(Lines of data)
+---+

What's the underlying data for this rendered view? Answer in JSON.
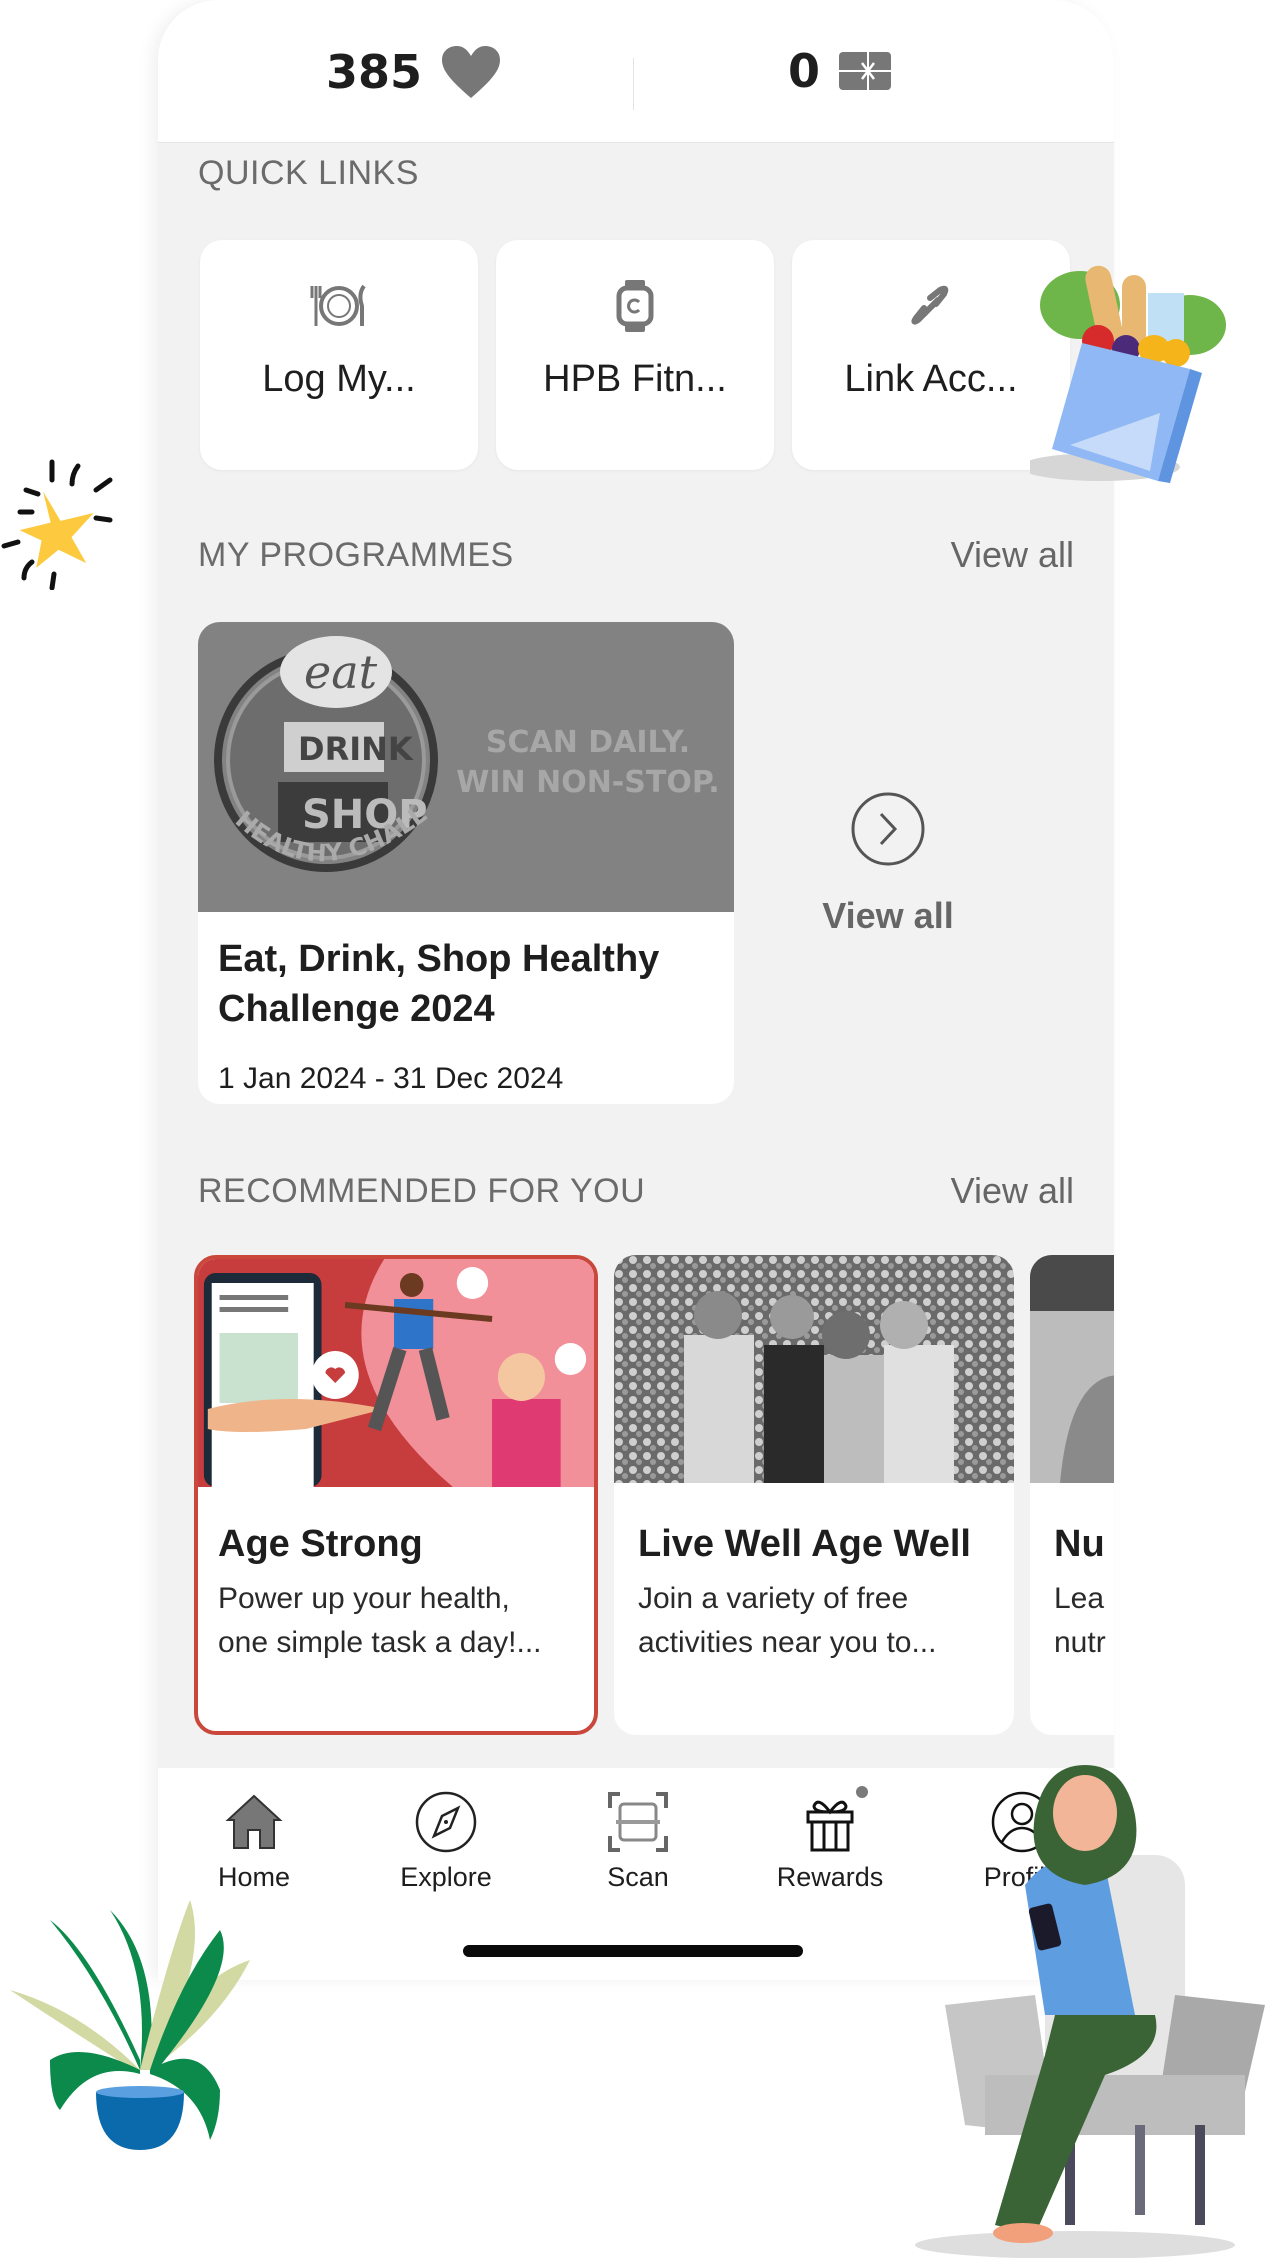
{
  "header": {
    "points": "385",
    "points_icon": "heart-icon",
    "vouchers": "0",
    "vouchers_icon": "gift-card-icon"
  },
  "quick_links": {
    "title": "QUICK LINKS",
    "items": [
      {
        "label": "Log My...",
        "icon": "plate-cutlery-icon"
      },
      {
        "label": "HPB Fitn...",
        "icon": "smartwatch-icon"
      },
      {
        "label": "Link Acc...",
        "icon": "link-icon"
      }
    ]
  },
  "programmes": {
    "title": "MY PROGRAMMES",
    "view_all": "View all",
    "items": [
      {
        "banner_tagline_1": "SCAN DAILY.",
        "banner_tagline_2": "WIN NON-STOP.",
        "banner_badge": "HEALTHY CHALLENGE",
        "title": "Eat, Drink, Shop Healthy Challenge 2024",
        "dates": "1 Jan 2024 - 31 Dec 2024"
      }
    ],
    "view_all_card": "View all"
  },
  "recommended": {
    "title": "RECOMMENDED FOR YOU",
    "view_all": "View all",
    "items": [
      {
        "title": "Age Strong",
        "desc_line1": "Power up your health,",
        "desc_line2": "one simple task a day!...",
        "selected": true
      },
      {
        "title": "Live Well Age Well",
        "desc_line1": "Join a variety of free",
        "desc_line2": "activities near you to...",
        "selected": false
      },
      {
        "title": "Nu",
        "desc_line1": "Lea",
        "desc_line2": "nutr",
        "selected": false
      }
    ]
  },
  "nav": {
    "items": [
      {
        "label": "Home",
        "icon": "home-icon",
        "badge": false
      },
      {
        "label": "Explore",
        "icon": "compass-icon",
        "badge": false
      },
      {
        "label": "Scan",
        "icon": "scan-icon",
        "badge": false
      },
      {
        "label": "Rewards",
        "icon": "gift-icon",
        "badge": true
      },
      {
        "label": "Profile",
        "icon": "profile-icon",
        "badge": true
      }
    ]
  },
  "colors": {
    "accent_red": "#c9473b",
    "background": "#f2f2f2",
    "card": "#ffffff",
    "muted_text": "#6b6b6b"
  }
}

+---+

• _Instructions to follow_:
Search the listing above for the string "title". Copy every line that contains it.

• _Task response_:
    "title": "QUICK LINKS",
    "title": "MY PROGRAMMES",
        "title": "Eat, Drink, Shop Healthy Challenge 2024",
    "title": "RECOMMENDED FOR YOU",
        "title": "Age Strong",
        "title": "Live Well Age Well",
        "title": "Nu",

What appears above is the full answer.